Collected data
• • • • •

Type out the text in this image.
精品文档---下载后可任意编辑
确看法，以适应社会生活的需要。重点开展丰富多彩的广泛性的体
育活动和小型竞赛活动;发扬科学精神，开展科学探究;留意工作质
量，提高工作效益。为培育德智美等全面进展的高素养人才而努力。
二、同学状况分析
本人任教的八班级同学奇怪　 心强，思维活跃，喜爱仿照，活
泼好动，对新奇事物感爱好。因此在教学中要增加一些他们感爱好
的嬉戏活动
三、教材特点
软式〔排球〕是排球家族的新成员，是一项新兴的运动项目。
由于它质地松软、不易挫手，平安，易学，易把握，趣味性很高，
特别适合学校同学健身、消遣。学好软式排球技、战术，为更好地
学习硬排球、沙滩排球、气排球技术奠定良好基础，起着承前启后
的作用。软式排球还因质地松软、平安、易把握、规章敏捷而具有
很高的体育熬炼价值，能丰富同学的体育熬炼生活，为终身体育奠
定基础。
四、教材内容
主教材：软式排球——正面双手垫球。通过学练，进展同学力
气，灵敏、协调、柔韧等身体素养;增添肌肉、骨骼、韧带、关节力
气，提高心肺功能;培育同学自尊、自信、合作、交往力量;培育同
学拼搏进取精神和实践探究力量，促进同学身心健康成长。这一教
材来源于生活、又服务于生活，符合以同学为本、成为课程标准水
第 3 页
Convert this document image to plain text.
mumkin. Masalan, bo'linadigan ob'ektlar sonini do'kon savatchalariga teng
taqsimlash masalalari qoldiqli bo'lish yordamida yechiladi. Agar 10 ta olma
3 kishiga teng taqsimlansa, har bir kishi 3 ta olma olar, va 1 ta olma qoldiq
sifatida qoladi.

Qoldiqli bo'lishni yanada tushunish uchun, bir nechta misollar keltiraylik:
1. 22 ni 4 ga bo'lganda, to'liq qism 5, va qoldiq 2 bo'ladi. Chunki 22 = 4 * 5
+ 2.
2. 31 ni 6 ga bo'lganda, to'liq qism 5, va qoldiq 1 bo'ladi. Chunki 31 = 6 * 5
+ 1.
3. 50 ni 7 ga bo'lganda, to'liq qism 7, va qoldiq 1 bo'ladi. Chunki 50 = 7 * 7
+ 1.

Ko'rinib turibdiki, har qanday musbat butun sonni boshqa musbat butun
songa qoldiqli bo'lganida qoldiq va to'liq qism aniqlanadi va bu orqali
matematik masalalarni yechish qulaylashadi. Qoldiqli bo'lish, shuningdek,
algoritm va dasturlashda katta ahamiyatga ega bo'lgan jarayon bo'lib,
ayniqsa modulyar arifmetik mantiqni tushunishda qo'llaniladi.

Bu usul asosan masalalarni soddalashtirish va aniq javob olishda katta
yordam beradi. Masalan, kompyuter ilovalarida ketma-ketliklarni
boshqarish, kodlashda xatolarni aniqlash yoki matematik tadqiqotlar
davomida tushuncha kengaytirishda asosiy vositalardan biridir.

• • • • •

* DIRECTIONS:
Every record above should be copied exactly.

* FULL OUTPUT:
Type out the text in this image.
精品文档---下载后可任意编辑
确看法，以适应社会生活的需要。重点开展丰富多彩的广泛性的体
育活动和小型竞赛活动;发扬科学精神，开展科学探究;留意工作质
量，提高工作效益。为培育德智美等全面进展的高素养人才而努力。
二、同学状况分析
本人任教的八班级同学奇怪　 心强，思维活跃，喜爱仿照，活
泼好动，对新奇事物感爱好。因此在教学中要增加一些他们感爱好
的嬉戏活动
三、教材特点
软式〔排球〕是排球家族的新成员，是一项新兴的运动项目。
由于它质地松软、不易挫手，平安，易学，易把握，趣味性很高，
特别适合学校同学健身、消遣。学好软式排球技、战术，为更好地
学习硬排球、沙滩排球、气排球技术奠定良好基础，起着承前启后
的作用。软式排球还因质地松软、平安、易把握、规章敏捷而具有
很高的体育熬炼价值，能丰富同学的体育熬炼生活，为终身体育奠
定基础。
四、教材内容
主教材：软式排球——正面双手垫球。通过学练，进展同学力
气，灵敏、协调、柔韧等身体素养;增添肌肉、骨骼、韧带、关节力
气，提高心肺功能;培育同学自尊、自信、合作、交往力量;培育同
学拼搏进取精神和实践探究力量，促进同学身心健康成长。这一教
材来源于生活、又服务于生活，符合以同学为本、成为课程标准水
第 3 页
Convert this document image to plain text.
mumkin. Masalan, bo'linadigan ob'ektlar sonini do'kon savatchalariga teng
taqsimlash masalalari qoldiqli bo'lish yordamida yechiladi. Agar 10 ta olma
3 kishiga teng taqsimlansa, har bir kishi 3 ta olma olar, va 1 ta olma qoldiq
sifatida qoladi.

Qoldiqli bo'lishni yanada tushunish uchun, bir nechta misollar keltiraylik:
1. 22 ni 4 ga bo'lganda, to'liq qism 5, va qoldiq 2 bo'ladi. Chunki 22 = 4 * 5
+ 2.
2. 31 ni 6 ga bo'lganda, to'liq qism 5, va qoldiq 1 bo'ladi. Chunki 31 = 6 * 5
+ 1.
3. 50 ni 7 ga bo'lganda, to'liq qism 7, va qoldiq 1 bo'ladi. Chunki 50 = 7 * 7
+ 1.

Ko'rinib turibdiki, har qanday musbat butun sonni boshqa musbat butun
songa qoldiqli bo'lganida qoldiq va to'liq qism aniqlanadi va bu orqali
matematik masalalarni yechish qulaylashadi. Qoldiqli bo'lish, shuningdek,
algoritm va dasturlashda katta ahamiyatga ega bo'lgan jarayon bo'lib,
ayniqsa modulyar arifmetik mantiqni tushunishda qo'llaniladi.

Bu usul asosan masalalarni soddalashtirish va aniq javob olishda katta
yordam beradi. Masalan, kompyuter ilovalarida ketma-ketliklarni
boshqarish, kodlashda xatolarni aniqlash yoki matematik tadqiqotlar
davomida tushuncha kengaytirishda asosiy vositalardan biridir.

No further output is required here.